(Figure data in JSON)
▼

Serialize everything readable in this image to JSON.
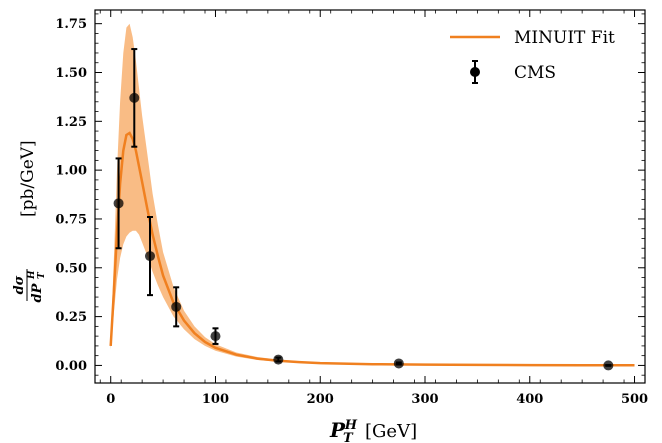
{
  "chart_data": {
    "type": "line",
    "x_axis": {
      "label_symbol": "P",
      "label_sub": "T",
      "label_sup": "H",
      "label_unit": "[GeV]",
      "range": [
        -15,
        510
      ],
      "ticks": [
        0,
        100,
        200,
        300,
        400,
        500
      ],
      "tick_labels": [
        "0",
        "100",
        "200",
        "300",
        "400",
        "500"
      ]
    },
    "y_axis": {
      "label_num": "dσ",
      "label_den": "dP",
      "label_den_sub": "T",
      "label_den_sup": "H",
      "label_unit": "[pb/GeV]",
      "range": [
        -0.09,
        1.82
      ],
      "ticks": [
        0.0,
        0.25,
        0.5,
        0.75,
        1.0,
        1.25,
        1.5,
        1.75
      ],
      "tick_labels": [
        "0.00",
        "0.25",
        "0.50",
        "0.75",
        "1.00",
        "1.25",
        "1.50",
        "1.75"
      ]
    },
    "series": [
      {
        "name": "MINUIT Fit",
        "kind": "line_with_band",
        "x": [
          0,
          3,
          6,
          9,
          12,
          15,
          18,
          21,
          24,
          27,
          30,
          35,
          40,
          45,
          50,
          60,
          70,
          80,
          90,
          100,
          120,
          140,
          160,
          180,
          200,
          250,
          300,
          350,
          400,
          450,
          500
        ],
        "y": [
          0.1,
          0.38,
          0.68,
          0.93,
          1.1,
          1.18,
          1.19,
          1.16,
          1.1,
          1.02,
          0.94,
          0.8,
          0.67,
          0.56,
          0.46,
          0.32,
          0.23,
          0.165,
          0.12,
          0.09,
          0.055,
          0.035,
          0.024,
          0.017,
          0.012,
          0.0065,
          0.004,
          0.0027,
          0.0019,
          0.0014,
          0.001
        ],
        "y_low": [
          0.08,
          0.27,
          0.44,
          0.55,
          0.62,
          0.66,
          0.68,
          0.69,
          0.69,
          0.67,
          0.63,
          0.56,
          0.48,
          0.41,
          0.35,
          0.25,
          0.185,
          0.135,
          0.1,
          0.075,
          0.045,
          0.028,
          0.019,
          0.013,
          0.009,
          0.005,
          0.003,
          0.002,
          0.0014,
          0.001,
          0.0007
        ],
        "y_high": [
          0.13,
          0.55,
          1.0,
          1.35,
          1.6,
          1.73,
          1.75,
          1.68,
          1.56,
          1.42,
          1.28,
          1.08,
          0.88,
          0.72,
          0.58,
          0.4,
          0.28,
          0.2,
          0.145,
          0.108,
          0.066,
          0.043,
          0.03,
          0.021,
          0.015,
          0.008,
          0.005,
          0.0034,
          0.0024,
          0.0018,
          0.0013
        ]
      },
      {
        "name": "CMS",
        "kind": "errorbar",
        "x": [
          7.5,
          22.5,
          37.5,
          62.5,
          100,
          160,
          275,
          475
        ],
        "y": [
          0.83,
          1.37,
          0.56,
          0.3,
          0.15,
          0.03,
          0.01,
          0.0
        ],
        "yerr": [
          0.23,
          0.25,
          0.2,
          0.1,
          0.04,
          0.01,
          0.005,
          0.002
        ]
      }
    ],
    "legend_position": "top-right",
    "colors": {
      "fit_line": "#f08020",
      "fit_band": "#f8b070",
      "points": "#000000"
    }
  }
}
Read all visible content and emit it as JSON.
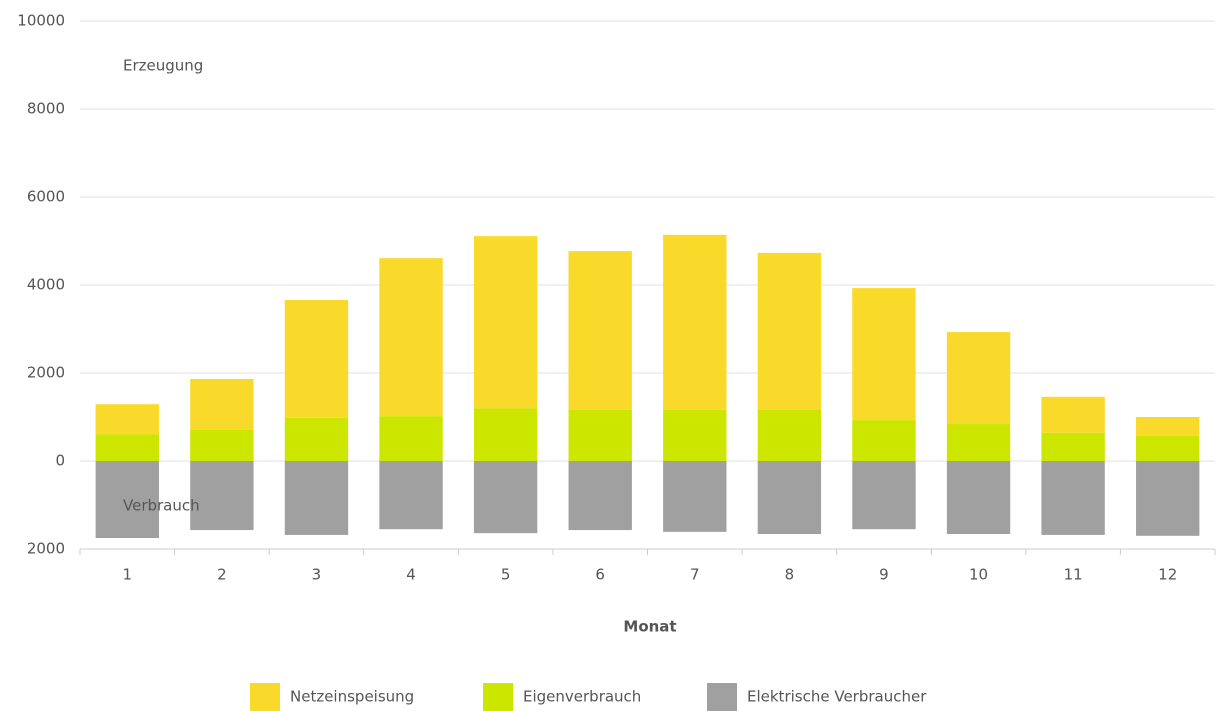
{
  "chart_data": {
    "type": "stacked_bar",
    "categories": [
      "1",
      "2",
      "3",
      "4",
      "5",
      "6",
      "7",
      "8",
      "9",
      "10",
      "11",
      "12"
    ],
    "series": [
      {
        "name": "Eigenverbrauch",
        "color": "#cde600",
        "values": [
          610,
          705,
          980,
          1020,
          1200,
          1160,
          1160,
          1160,
          930,
          840,
          640,
          570
        ]
      },
      {
        "name": "Netzeinspeisung",
        "color": "#f9d92a",
        "values": [
          680,
          1160,
          2680,
          3590,
          3910,
          3610,
          3980,
          3570,
          3000,
          2090,
          820,
          430
        ]
      },
      {
        "name": "Elektrische Verbraucher",
        "color": "#a0a0a0",
        "values": [
          -1750,
          -1570,
          -1680,
          -1550,
          -1640,
          -1570,
          -1610,
          -1660,
          -1550,
          -1660,
          -1680,
          -1700
        ]
      }
    ],
    "legend_order": [
      1,
      0,
      2
    ],
    "x_label": "Monat",
    "annotations": [
      "Erzeugung",
      "Verbrauch"
    ],
    "ylim": [
      -2000,
      10000
    ],
    "yticks": [
      {
        "value": -2000,
        "label": "2000"
      },
      0,
      2000,
      4000,
      6000,
      8000,
      10000
    ],
    "grid": true
  }
}
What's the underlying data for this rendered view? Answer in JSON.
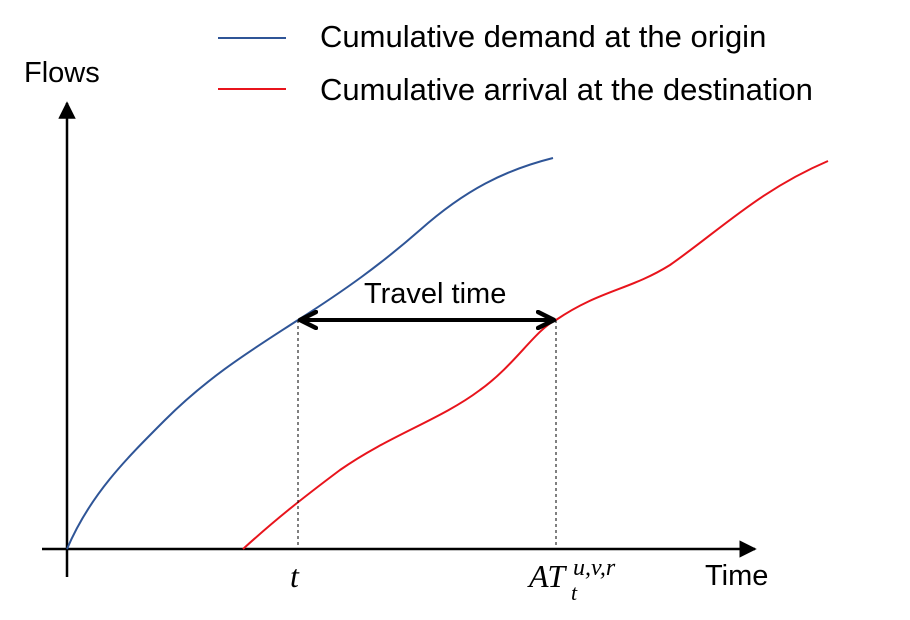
{
  "legend": {
    "items": [
      {
        "label": "Cumulative demand at the origin",
        "color": "#2f5597"
      },
      {
        "label": "Cumulative arrival at the destination",
        "color": "#e8141c"
      }
    ]
  },
  "axes": {
    "y_label": "Flows",
    "x_label": "Time"
  },
  "annotation": {
    "travel_time": "Travel time"
  },
  "ticks": {
    "t_label": "t",
    "at_main": "AT",
    "at_sub": "t",
    "at_sup": "u,v,r"
  },
  "colors": {
    "axis": "#000000",
    "demand_curve": "#2f5597",
    "arrival_curve": "#e8141c"
  }
}
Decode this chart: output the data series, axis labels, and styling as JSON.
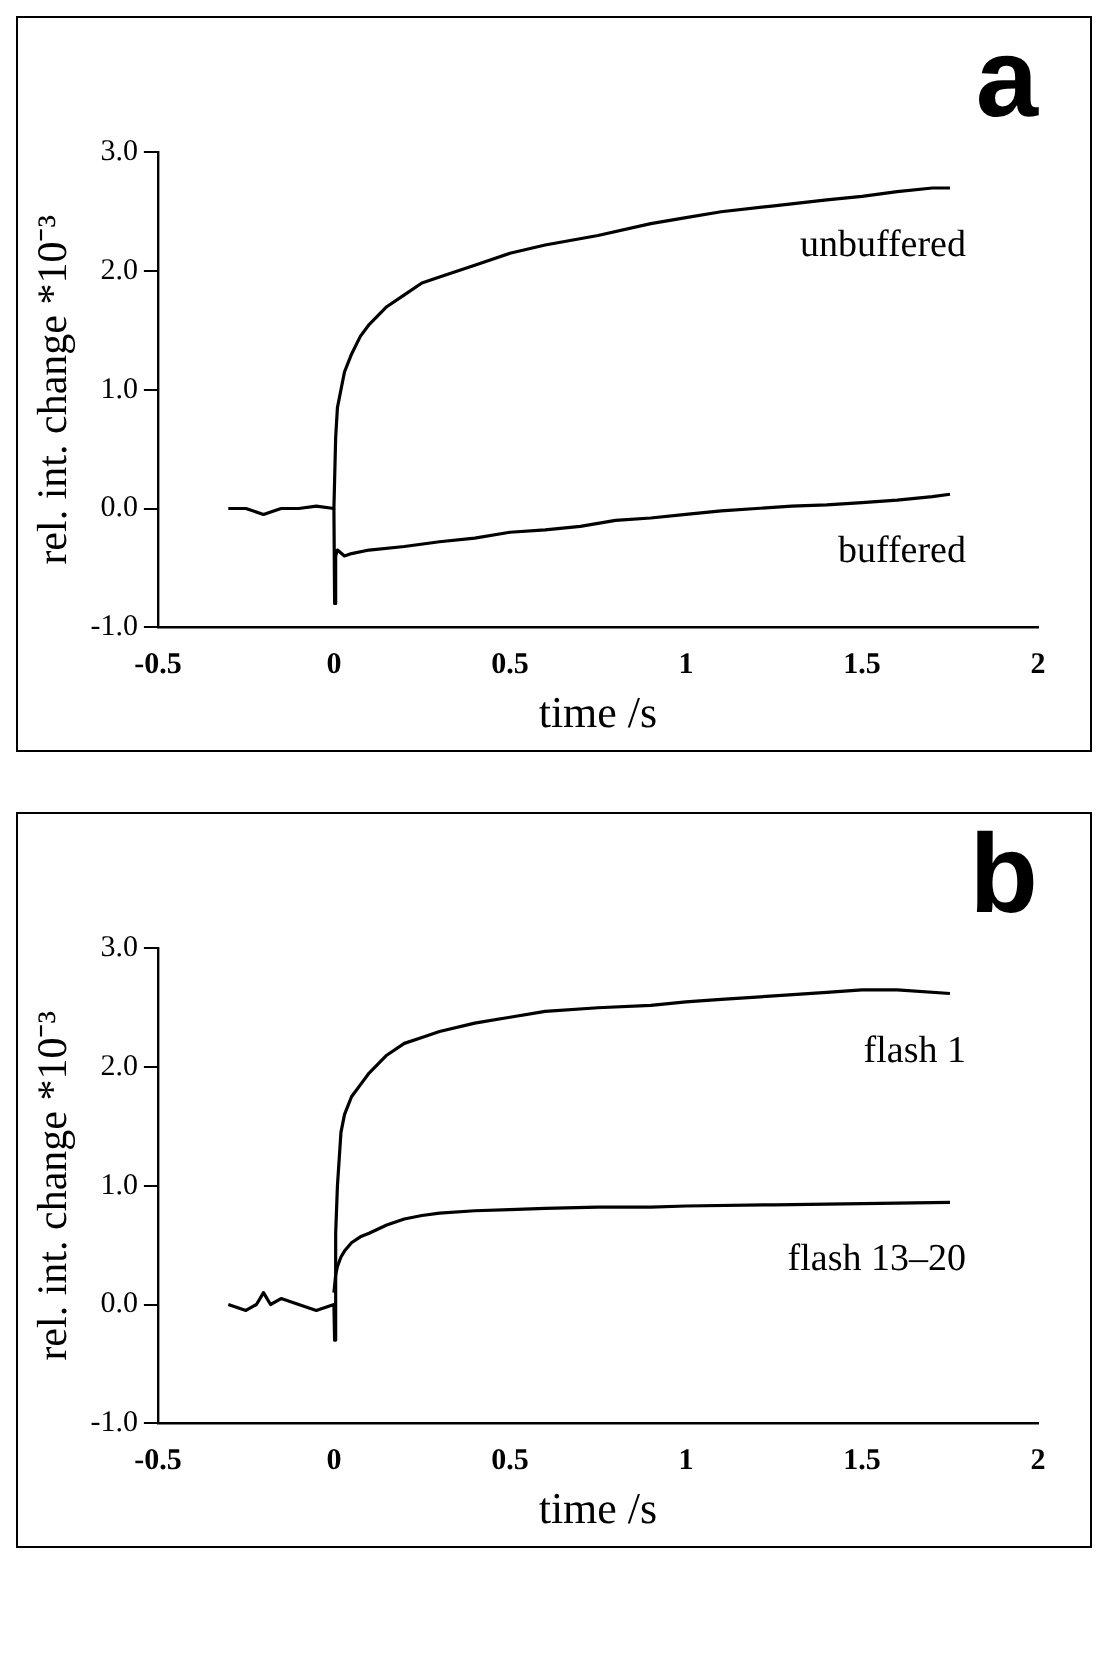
{
  "chart_data": [
    {
      "type": "line",
      "title": "a",
      "xlabel": "time /s",
      "ylabel": "rel. int. change *10⁻³",
      "xlim": [
        -0.5,
        2
      ],
      "ylim": [
        -1,
        3
      ],
      "xticks": [
        -0.5,
        0,
        0.5,
        1,
        1.5,
        2
      ],
      "yticks": [
        {
          "value": -1,
          "label": "-1.0"
        },
        {
          "value": 0,
          "label": "0.0"
        },
        {
          "value": 1,
          "label": "1.0"
        },
        {
          "value": 2,
          "label": "2.0"
        },
        {
          "value": 3,
          "label": "3.0"
        }
      ],
      "grid": false,
      "legend": false,
      "marker": "none",
      "line_style": "solid",
      "series": [
        {
          "name": "unbuffered",
          "color": "#000000",
          "x": [
            -0.3,
            -0.25,
            -0.2,
            -0.15,
            -0.1,
            -0.05,
            0,
            0.005,
            0.01,
            0.02,
            0.03,
            0.05,
            0.075,
            0.1,
            0.15,
            0.2,
            0.25,
            0.3,
            0.4,
            0.5,
            0.6,
            0.75,
            0.9,
            1.0,
            1.1,
            1.25,
            1.4,
            1.5,
            1.6,
            1.7,
            1.75
          ],
          "values": [
            0,
            0,
            -0.05,
            0,
            0,
            0.02,
            0,
            0.6,
            0.85,
            1.0,
            1.15,
            1.3,
            1.45,
            1.55,
            1.7,
            1.8,
            1.9,
            1.95,
            2.05,
            2.15,
            2.22,
            2.3,
            2.4,
            2.45,
            2.5,
            2.55,
            2.6,
            2.63,
            2.67,
            2.7,
            2.7
          ]
        },
        {
          "name": "buffered",
          "color": "#000000",
          "x": [
            0,
            0.002,
            0.005,
            0.01,
            0.03,
            0.05,
            0.1,
            0.2,
            0.3,
            0.4,
            0.5,
            0.6,
            0.7,
            0.8,
            0.9,
            1.0,
            1.1,
            1.2,
            1.3,
            1.4,
            1.5,
            1.6,
            1.7,
            1.75
          ],
          "values": [
            0,
            -0.8,
            -0.4,
            -0.35,
            -0.4,
            -0.38,
            -0.35,
            -0.32,
            -0.28,
            -0.25,
            -0.2,
            -0.18,
            -0.15,
            -0.1,
            -0.08,
            -0.05,
            -0.02,
            0,
            0.02,
            0.03,
            0.05,
            0.07,
            0.1,
            0.12
          ]
        }
      ]
    },
    {
      "type": "line",
      "title": "b",
      "xlabel": "time /s",
      "ylabel": "rel. int. change *10⁻³",
      "xlim": [
        -0.5,
        2
      ],
      "ylim": [
        -1,
        3
      ],
      "xticks": [
        -0.5,
        0,
        0.5,
        1,
        1.5,
        2
      ],
      "yticks": [
        {
          "value": -1,
          "label": "-1.0"
        },
        {
          "value": 0,
          "label": "0.0"
        },
        {
          "value": 1,
          "label": "1.0"
        },
        {
          "value": 2,
          "label": "2.0"
        },
        {
          "value": 3,
          "label": "3.0"
        }
      ],
      "grid": false,
      "legend": false,
      "marker": "none",
      "line_style": "solid",
      "series": [
        {
          "name": "flash 1",
          "color": "#000000",
          "x": [
            -0.3,
            -0.25,
            -0.22,
            -0.2,
            -0.18,
            -0.15,
            -0.1,
            -0.05,
            0,
            0.002,
            0.005,
            0.01,
            0.02,
            0.03,
            0.05,
            0.075,
            0.1,
            0.15,
            0.2,
            0.25,
            0.3,
            0.4,
            0.5,
            0.6,
            0.75,
            0.9,
            1.0,
            1.1,
            1.25,
            1.4,
            1.5,
            1.6,
            1.75
          ],
          "values": [
            0,
            -0.05,
            0,
            0.1,
            0,
            0.05,
            0,
            -0.05,
            0,
            -0.3,
            0.6,
            1.0,
            1.45,
            1.6,
            1.75,
            1.85,
            1.95,
            2.1,
            2.2,
            2.25,
            2.3,
            2.37,
            2.42,
            2.47,
            2.5,
            2.52,
            2.55,
            2.57,
            2.6,
            2.63,
            2.65,
            2.65,
            2.62
          ]
        },
        {
          "name": "flash 13–20",
          "color": "#000000",
          "x": [
            0,
            0.005,
            0.01,
            0.02,
            0.03,
            0.05,
            0.075,
            0.1,
            0.15,
            0.2,
            0.25,
            0.3,
            0.4,
            0.5,
            0.6,
            0.75,
            0.9,
            1.0,
            1.25,
            1.5,
            1.75
          ],
          "values": [
            0.1,
            0.25,
            0.32,
            0.4,
            0.45,
            0.52,
            0.57,
            0.6,
            0.67,
            0.72,
            0.75,
            0.77,
            0.79,
            0.8,
            0.81,
            0.82,
            0.82,
            0.83,
            0.84,
            0.85,
            0.86
          ]
        }
      ]
    }
  ]
}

▲

Task to complete » Which lines contain "type"? Copy each of them out.

Written answer »
    "type": "line",
    "type": "stacked_bar",
      "type": "line",
      "type": "line",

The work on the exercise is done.